◆ **TO DO**
Make an exact copy of the records, with the pictures left out.
-- START OF DATA PROVIDED --
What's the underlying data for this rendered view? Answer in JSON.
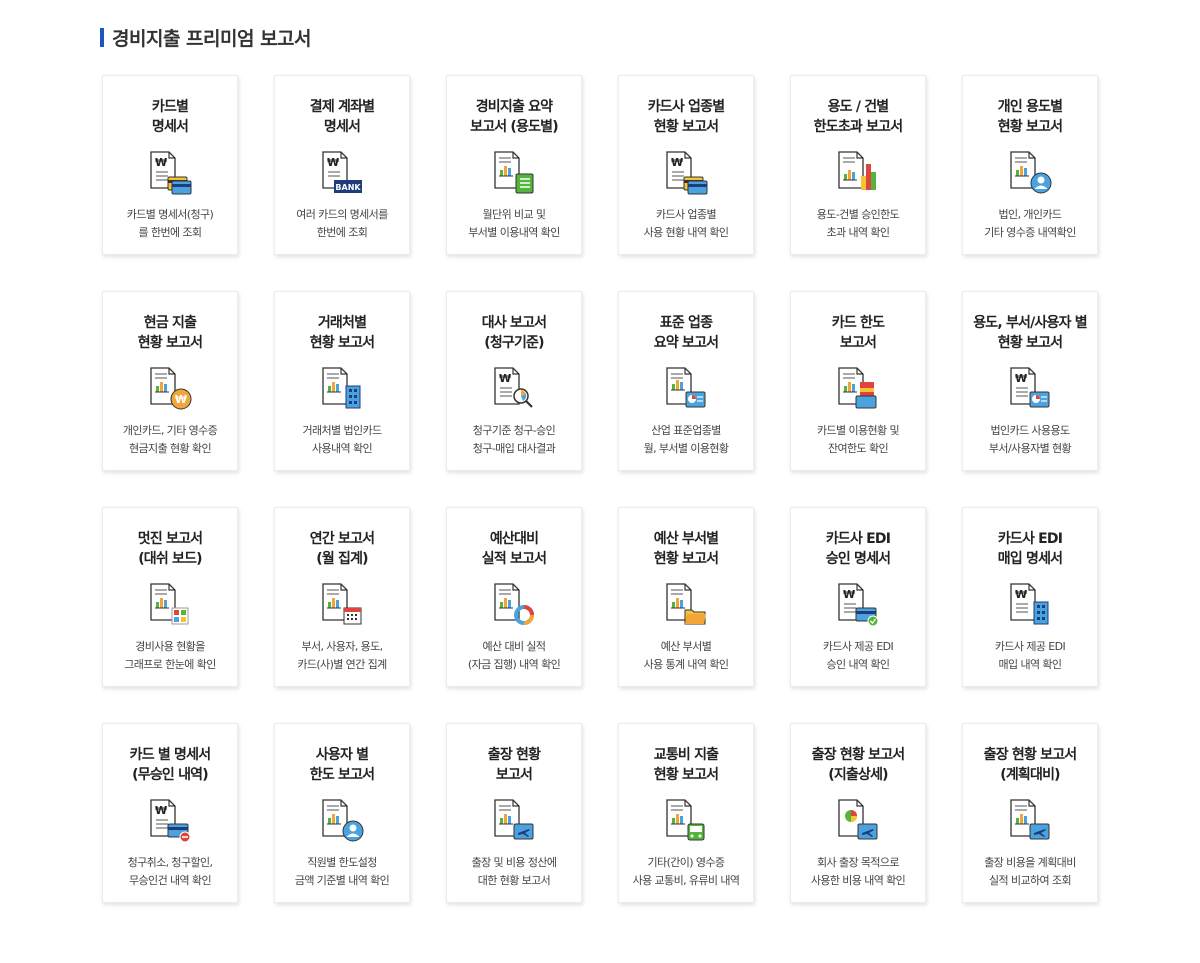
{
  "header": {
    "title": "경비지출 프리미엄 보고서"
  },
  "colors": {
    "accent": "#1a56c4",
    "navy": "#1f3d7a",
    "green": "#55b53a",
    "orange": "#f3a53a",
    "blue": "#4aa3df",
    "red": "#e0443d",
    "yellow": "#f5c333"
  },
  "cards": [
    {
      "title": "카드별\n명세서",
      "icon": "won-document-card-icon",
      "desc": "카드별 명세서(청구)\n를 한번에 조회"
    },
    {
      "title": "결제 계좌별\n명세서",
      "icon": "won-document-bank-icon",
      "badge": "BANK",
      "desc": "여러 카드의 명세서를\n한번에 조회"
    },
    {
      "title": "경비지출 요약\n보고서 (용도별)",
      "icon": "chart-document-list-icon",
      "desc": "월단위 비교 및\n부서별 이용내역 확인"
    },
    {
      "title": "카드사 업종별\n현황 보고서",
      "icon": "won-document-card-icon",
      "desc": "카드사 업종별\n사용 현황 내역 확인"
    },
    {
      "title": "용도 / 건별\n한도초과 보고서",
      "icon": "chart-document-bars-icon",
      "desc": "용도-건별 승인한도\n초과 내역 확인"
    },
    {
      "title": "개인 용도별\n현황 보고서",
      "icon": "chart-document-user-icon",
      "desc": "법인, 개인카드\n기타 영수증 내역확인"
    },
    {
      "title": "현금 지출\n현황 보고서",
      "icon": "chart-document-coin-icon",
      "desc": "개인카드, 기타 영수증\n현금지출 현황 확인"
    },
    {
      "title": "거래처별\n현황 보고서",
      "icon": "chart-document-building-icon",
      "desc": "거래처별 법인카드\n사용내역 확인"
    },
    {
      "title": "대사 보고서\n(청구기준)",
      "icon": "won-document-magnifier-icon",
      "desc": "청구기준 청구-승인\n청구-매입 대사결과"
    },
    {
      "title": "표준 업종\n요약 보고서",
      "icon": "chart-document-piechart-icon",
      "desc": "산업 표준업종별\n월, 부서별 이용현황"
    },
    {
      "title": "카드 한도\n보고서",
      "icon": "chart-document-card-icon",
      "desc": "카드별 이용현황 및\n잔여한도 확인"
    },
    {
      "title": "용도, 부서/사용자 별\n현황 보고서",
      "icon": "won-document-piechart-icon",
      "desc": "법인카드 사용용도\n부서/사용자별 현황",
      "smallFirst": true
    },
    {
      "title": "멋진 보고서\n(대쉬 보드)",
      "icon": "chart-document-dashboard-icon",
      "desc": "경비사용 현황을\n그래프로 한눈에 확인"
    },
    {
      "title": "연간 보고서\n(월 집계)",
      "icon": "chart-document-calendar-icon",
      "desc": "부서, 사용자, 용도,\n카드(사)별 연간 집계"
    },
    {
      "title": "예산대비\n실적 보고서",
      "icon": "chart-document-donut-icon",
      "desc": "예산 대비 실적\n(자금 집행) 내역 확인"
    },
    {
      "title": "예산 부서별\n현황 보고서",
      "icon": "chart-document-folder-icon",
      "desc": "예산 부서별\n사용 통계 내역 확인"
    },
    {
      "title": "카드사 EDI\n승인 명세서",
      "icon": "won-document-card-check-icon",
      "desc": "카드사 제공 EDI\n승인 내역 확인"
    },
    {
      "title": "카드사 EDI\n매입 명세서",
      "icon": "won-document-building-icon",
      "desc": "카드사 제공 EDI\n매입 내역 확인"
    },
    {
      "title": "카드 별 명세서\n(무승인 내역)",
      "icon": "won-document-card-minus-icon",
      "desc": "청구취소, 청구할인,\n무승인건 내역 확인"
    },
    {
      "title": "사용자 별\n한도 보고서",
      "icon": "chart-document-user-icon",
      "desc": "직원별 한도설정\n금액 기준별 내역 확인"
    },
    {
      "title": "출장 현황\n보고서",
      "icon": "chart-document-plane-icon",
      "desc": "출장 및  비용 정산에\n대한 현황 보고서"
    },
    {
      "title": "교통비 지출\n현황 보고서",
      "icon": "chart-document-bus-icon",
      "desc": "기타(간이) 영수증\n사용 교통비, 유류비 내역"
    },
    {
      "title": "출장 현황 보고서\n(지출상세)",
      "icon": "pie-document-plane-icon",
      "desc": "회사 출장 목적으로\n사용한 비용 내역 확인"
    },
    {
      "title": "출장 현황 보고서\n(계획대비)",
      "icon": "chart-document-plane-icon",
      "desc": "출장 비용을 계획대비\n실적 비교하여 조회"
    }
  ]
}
-- END OF DATA PROVIDED --
◆ **WRITTEN RESPONSE**
What's the underlying data for this rendered view? Answer in JSON.
{
  "header": {
    "title": "경비지출 프리미엄 보고서"
  },
  "colors": {
    "accent": "#1a56c4",
    "navy": "#1f3d7a",
    "green": "#55b53a",
    "orange": "#f3a53a",
    "blue": "#4aa3df",
    "red": "#e0443d",
    "yellow": "#f5c333"
  },
  "cards": [
    {
      "title": "카드별\n명세서",
      "icon": "won-document-card-icon",
      "desc": "카드별 명세서(청구)\n를 한번에 조회"
    },
    {
      "title": "결제 계좌별\n명세서",
      "icon": "won-document-bank-icon",
      "badge": "BANK",
      "desc": "여러 카드의 명세서를\n한번에 조회"
    },
    {
      "title": "경비지출 요약\n보고서 (용도별)",
      "icon": "chart-document-list-icon",
      "desc": "월단위 비교 및\n부서별 이용내역 확인"
    },
    {
      "title": "카드사 업종별\n현황 보고서",
      "icon": "won-document-card-icon",
      "desc": "카드사 업종별\n사용 현황 내역 확인"
    },
    {
      "title": "용도 / 건별\n한도초과 보고서",
      "icon": "chart-document-bars-icon",
      "desc": "용도-건별 승인한도\n초과 내역 확인"
    },
    {
      "title": "개인 용도별\n현황 보고서",
      "icon": "chart-document-user-icon",
      "desc": "법인, 개인카드\n기타 영수증 내역확인"
    },
    {
      "title": "현금 지출\n현황 보고서",
      "icon": "chart-document-coin-icon",
      "desc": "개인카드, 기타 영수증\n현금지출 현황 확인"
    },
    {
      "title": "거래처별\n현황 보고서",
      "icon": "chart-document-building-icon",
      "desc": "거래처별 법인카드\n사용내역 확인"
    },
    {
      "title": "대사 보고서\n(청구기준)",
      "icon": "won-document-magnifier-icon",
      "desc": "청구기준 청구-승인\n청구-매입 대사결과"
    },
    {
      "title": "표준 업종\n요약 보고서",
      "icon": "chart-document-piechart-icon",
      "desc": "산업 표준업종별\n월, 부서별 이용현황"
    },
    {
      "title": "카드 한도\n보고서",
      "icon": "chart-document-card-icon",
      "desc": "카드별 이용현황 및\n잔여한도 확인"
    },
    {
      "title": "용도, 부서/사용자 별\n현황 보고서",
      "icon": "won-document-piechart-icon",
      "desc": "법인카드 사용용도\n부서/사용자별 현황",
      "smallFirst": true
    },
    {
      "title": "멋진 보고서\n(대쉬 보드)",
      "icon": "chart-document-dashboard-icon",
      "desc": "경비사용 현황을\n그래프로 한눈에 확인"
    },
    {
      "title": "연간 보고서\n(월 집계)",
      "icon": "chart-document-calendar-icon",
      "desc": "부서, 사용자, 용도,\n카드(사)별 연간 집계"
    },
    {
      "title": "예산대비\n실적 보고서",
      "icon": "chart-document-donut-icon",
      "desc": "예산 대비 실적\n(자금 집행) 내역 확인"
    },
    {
      "title": "예산 부서별\n현황 보고서",
      "icon": "chart-document-folder-icon",
      "desc": "예산 부서별\n사용 통계 내역 확인"
    },
    {
      "title": "카드사 EDI\n승인 명세서",
      "icon": "won-document-card-check-icon",
      "desc": "카드사 제공 EDI\n승인 내역 확인"
    },
    {
      "title": "카드사 EDI\n매입 명세서",
      "icon": "won-document-building-icon",
      "desc": "카드사 제공 EDI\n매입 내역 확인"
    },
    {
      "title": "카드 별 명세서\n(무승인 내역)",
      "icon": "won-document-card-minus-icon",
      "desc": "청구취소, 청구할인,\n무승인건 내역 확인"
    },
    {
      "title": "사용자 별\n한도 보고서",
      "icon": "chart-document-user-icon",
      "desc": "직원별 한도설정\n금액 기준별 내역 확인"
    },
    {
      "title": "출장 현황\n보고서",
      "icon": "chart-document-plane-icon",
      "desc": "출장 및  비용 정산에\n대한 현황 보고서"
    },
    {
      "title": "교통비 지출\n현황 보고서",
      "icon": "chart-document-bus-icon",
      "desc": "기타(간이) 영수증\n사용 교통비, 유류비 내역"
    },
    {
      "title": "출장 현황 보고서\n(지출상세)",
      "icon": "pie-document-plane-icon",
      "desc": "회사 출장 목적으로\n사용한 비용 내역 확인"
    },
    {
      "title": "출장 현황 보고서\n(계획대비)",
      "icon": "chart-document-plane-icon",
      "desc": "출장 비용을 계획대비\n실적 비교하여 조회"
    }
  ]
}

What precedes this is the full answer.